Lines holding the string "lemon" are the ones to copy; find them all in the data.

(Data excerpts)

[Start]

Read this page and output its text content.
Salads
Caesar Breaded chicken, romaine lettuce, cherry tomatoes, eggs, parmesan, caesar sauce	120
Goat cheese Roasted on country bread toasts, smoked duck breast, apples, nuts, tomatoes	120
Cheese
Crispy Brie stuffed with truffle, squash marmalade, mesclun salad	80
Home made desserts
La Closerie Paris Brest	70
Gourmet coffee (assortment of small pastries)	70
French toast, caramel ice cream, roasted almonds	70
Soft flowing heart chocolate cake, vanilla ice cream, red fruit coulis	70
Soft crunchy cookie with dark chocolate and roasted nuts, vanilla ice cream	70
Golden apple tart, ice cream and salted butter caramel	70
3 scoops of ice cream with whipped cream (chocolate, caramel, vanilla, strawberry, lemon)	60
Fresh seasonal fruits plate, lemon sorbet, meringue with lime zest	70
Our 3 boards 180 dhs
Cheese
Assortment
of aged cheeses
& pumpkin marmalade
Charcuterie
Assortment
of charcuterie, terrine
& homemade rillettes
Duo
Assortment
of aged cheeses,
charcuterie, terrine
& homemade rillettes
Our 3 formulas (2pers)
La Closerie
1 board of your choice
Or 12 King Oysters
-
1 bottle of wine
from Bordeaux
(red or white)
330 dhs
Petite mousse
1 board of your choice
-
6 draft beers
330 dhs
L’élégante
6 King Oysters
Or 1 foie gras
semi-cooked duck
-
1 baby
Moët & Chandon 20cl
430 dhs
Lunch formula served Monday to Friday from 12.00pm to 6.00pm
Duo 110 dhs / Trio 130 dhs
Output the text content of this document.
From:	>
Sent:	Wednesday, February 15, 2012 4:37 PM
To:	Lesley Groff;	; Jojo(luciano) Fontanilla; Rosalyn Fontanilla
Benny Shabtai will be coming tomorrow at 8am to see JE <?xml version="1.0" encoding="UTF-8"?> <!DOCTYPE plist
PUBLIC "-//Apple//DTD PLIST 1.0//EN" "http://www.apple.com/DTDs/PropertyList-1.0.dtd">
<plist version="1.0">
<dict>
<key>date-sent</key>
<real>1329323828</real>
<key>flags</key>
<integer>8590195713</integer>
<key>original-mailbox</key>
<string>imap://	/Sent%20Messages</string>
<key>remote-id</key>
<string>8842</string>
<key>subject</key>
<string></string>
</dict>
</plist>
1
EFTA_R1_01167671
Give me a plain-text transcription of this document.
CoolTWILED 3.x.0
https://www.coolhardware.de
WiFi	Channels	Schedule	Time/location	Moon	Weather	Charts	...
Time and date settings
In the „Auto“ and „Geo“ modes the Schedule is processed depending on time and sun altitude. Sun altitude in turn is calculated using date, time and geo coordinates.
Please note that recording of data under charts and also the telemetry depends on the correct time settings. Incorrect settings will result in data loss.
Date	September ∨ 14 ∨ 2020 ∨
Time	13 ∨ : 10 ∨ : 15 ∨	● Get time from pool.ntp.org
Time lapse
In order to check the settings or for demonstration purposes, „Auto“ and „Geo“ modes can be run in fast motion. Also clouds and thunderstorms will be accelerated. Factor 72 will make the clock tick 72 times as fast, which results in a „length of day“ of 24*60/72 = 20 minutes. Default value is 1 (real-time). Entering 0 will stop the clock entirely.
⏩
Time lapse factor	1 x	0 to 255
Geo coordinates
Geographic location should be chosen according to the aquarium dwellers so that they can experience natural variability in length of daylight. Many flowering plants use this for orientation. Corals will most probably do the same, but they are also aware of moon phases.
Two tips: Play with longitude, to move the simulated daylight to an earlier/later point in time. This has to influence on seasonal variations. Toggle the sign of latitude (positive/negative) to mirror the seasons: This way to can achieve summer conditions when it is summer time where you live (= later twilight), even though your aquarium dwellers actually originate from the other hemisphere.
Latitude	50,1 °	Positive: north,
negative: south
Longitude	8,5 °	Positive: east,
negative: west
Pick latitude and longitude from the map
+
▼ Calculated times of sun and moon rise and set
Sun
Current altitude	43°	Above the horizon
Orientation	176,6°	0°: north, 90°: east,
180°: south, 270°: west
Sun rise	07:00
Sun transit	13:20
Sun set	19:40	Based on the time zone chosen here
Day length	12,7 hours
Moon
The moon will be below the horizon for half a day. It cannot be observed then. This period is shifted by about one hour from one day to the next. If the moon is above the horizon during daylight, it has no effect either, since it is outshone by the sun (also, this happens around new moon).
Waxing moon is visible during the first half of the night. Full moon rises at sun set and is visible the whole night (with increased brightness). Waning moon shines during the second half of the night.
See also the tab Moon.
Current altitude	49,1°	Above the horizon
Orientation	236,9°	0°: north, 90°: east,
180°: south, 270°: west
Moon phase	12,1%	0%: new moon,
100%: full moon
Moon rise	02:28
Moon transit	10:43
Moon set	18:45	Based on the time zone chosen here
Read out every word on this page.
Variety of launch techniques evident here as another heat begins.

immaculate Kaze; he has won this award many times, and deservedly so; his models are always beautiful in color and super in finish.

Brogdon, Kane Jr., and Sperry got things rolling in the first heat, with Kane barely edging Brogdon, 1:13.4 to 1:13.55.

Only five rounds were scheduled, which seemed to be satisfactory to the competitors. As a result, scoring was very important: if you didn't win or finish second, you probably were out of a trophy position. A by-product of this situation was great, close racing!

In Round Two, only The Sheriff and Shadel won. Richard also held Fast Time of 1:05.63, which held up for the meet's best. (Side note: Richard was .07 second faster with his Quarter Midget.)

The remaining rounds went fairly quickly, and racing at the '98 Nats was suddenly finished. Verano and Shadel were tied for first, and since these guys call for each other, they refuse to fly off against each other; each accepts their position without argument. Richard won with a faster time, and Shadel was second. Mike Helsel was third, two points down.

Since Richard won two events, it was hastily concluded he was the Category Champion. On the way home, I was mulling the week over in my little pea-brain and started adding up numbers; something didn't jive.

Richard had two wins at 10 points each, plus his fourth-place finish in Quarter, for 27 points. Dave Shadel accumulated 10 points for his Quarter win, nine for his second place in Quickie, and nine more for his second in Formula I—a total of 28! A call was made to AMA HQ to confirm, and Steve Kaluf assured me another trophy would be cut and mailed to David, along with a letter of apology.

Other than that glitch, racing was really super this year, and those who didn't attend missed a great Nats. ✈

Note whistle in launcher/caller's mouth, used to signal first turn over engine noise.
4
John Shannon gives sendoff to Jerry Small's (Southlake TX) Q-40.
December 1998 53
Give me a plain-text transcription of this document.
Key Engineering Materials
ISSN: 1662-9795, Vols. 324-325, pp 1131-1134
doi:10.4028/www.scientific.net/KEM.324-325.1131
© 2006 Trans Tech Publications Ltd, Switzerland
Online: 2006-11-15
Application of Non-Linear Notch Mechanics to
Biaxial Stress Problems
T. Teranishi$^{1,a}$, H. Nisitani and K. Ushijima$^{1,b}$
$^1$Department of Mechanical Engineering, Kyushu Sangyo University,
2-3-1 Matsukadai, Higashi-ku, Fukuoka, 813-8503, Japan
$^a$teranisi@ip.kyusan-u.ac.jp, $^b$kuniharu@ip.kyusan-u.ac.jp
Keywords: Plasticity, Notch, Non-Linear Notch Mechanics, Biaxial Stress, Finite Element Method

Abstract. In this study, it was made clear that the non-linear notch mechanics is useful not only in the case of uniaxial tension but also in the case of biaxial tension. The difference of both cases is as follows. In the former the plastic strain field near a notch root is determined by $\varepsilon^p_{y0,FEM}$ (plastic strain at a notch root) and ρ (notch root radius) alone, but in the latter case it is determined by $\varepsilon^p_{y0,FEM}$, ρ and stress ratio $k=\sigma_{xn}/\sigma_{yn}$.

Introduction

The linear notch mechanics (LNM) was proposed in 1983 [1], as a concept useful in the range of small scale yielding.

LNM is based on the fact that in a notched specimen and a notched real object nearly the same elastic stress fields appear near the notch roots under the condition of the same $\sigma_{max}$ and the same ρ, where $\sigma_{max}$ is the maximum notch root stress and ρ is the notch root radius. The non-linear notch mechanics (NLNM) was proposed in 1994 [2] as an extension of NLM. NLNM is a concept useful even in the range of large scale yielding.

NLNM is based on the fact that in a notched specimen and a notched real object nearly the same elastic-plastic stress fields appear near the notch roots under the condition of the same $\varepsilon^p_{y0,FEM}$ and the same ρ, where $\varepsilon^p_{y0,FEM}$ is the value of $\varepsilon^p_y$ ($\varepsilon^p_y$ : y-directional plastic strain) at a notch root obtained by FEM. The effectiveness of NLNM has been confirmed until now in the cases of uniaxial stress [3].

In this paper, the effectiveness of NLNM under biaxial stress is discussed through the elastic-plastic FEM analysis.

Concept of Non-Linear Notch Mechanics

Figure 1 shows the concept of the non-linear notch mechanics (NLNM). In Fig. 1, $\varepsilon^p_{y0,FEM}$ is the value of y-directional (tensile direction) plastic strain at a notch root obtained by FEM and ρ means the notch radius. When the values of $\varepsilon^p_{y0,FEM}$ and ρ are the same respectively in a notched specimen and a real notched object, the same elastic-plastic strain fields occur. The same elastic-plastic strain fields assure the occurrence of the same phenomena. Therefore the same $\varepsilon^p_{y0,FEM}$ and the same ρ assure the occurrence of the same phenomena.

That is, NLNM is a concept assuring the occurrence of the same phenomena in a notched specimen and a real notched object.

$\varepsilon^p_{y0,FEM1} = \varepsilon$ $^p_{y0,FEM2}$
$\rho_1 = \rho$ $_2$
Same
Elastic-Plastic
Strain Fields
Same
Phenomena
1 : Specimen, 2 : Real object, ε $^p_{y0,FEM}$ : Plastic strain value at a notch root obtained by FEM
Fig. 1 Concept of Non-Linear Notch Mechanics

[End]

* _Task solution_
3 scoops of ice cream with whipped cream (chocolate, caramel, vanilla, strawberry, lemon)	60
Fresh seasonal fruits plate, lemon sorbet, meringue with lime zest	70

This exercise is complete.